*Exercise material*.
[Begin]
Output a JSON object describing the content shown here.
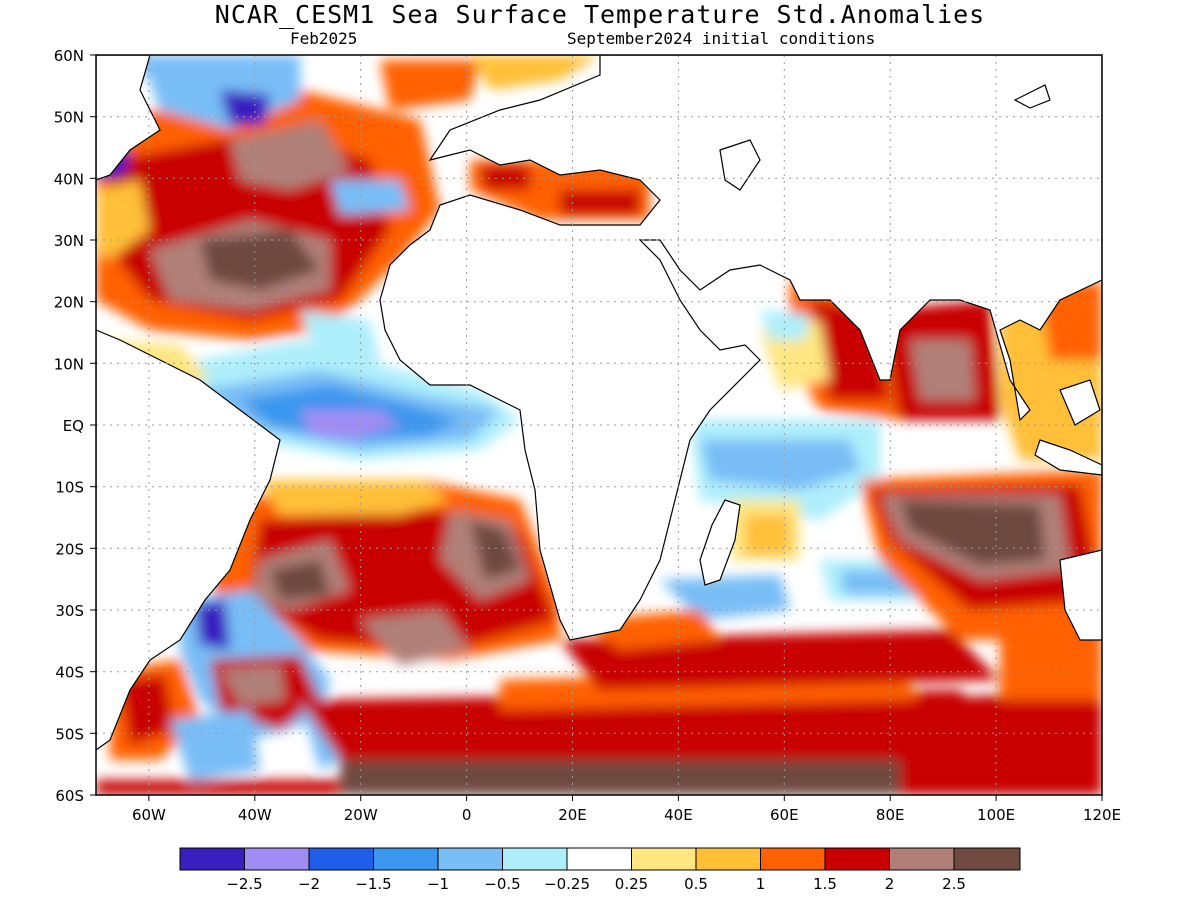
{
  "map": {
    "title": "NCAR_CESM1 Sea Surface Temperature Std.Anomalies",
    "subtitle_left": "Feb2025",
    "subtitle_right": "September2024 initial conditions",
    "lat_labels": [
      "60N",
      "50N",
      "40N",
      "30N",
      "20N",
      "10N",
      "EQ",
      "10S",
      "20S",
      "30S",
      "40S",
      "50S",
      "60S"
    ],
    "lon_labels": [
      "60W",
      "40W",
      "20W",
      "0",
      "20E",
      "40E",
      "60E",
      "80E",
      "100E",
      "120E"
    ],
    "lon_range": [
      -70,
      120
    ],
    "lat_range": [
      -60,
      60
    ]
  },
  "colorbar": {
    "colors": [
      "#3a1fc0",
      "#a08cf5",
      "#1e5ee8",
      "#3a96ef",
      "#78bdf6",
      "#aeeefb",
      "#ffffff",
      "#ffe680",
      "#ffbf37",
      "#ff6000",
      "#c80000",
      "#b08078",
      "#6e4a40"
    ],
    "labels": [
      "−2.5",
      "−2",
      "−1.5",
      "−1",
      "−0.5",
      "−0.25",
      "0.25",
      "0.5",
      "1",
      "1.5",
      "2",
      "2.5"
    ]
  },
  "legend_levels": {
    "neg25": "#3a1fc0",
    "neg2": "#a08cf5",
    "neg15": "#1e5ee8",
    "neg1": "#3a96ef",
    "neg05": "#78bdf6",
    "neg025": "#aeeefb",
    "zero": "#ffffff",
    "p025": "#ffe680",
    "p05": "#ffbf37",
    "p1": "#ff6000",
    "p15": "#c80000",
    "p2": "#b08078",
    "p25": "#6e4a40"
  }
}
[End]
*Exercise objective*. Copy each line exactly, and leave the pictures out of your copy.

*Problem solution*.
Output a JSON object describing the content shown here.
{
  "map": {
    "title": "NCAR_CESM1 Sea Surface Temperature Std.Anomalies",
    "subtitle_left": "Feb2025",
    "subtitle_right": "September2024 initial conditions",
    "lat_labels": [
      "60N",
      "50N",
      "40N",
      "30N",
      "20N",
      "10N",
      "EQ",
      "10S",
      "20S",
      "30S",
      "40S",
      "50S",
      "60S"
    ],
    "lon_labels": [
      "60W",
      "40W",
      "20W",
      "0",
      "20E",
      "40E",
      "60E",
      "80E",
      "100E",
      "120E"
    ],
    "lon_range": [
      -70,
      120
    ],
    "lat_range": [
      -60,
      60
    ]
  },
  "colorbar": {
    "colors": [
      "#3a1fc0",
      "#a08cf5",
      "#1e5ee8",
      "#3a96ef",
      "#78bdf6",
      "#aeeefb",
      "#ffffff",
      "#ffe680",
      "#ffbf37",
      "#ff6000",
      "#c80000",
      "#b08078",
      "#6e4a40"
    ],
    "labels": [
      "−2.5",
      "−2",
      "−1.5",
      "−1",
      "−0.5",
      "−0.25",
      "0.25",
      "0.5",
      "1",
      "1.5",
      "2",
      "2.5"
    ]
  },
  "legend_levels": {
    "neg25": "#3a1fc0",
    "neg2": "#a08cf5",
    "neg15": "#1e5ee8",
    "neg1": "#3a96ef",
    "neg05": "#78bdf6",
    "neg025": "#aeeefb",
    "zero": "#ffffff",
    "p025": "#ffe680",
    "p05": "#ffbf37",
    "p1": "#ff6000",
    "p15": "#c80000",
    "p2": "#b08078",
    "p25": "#6e4a40"
  }
}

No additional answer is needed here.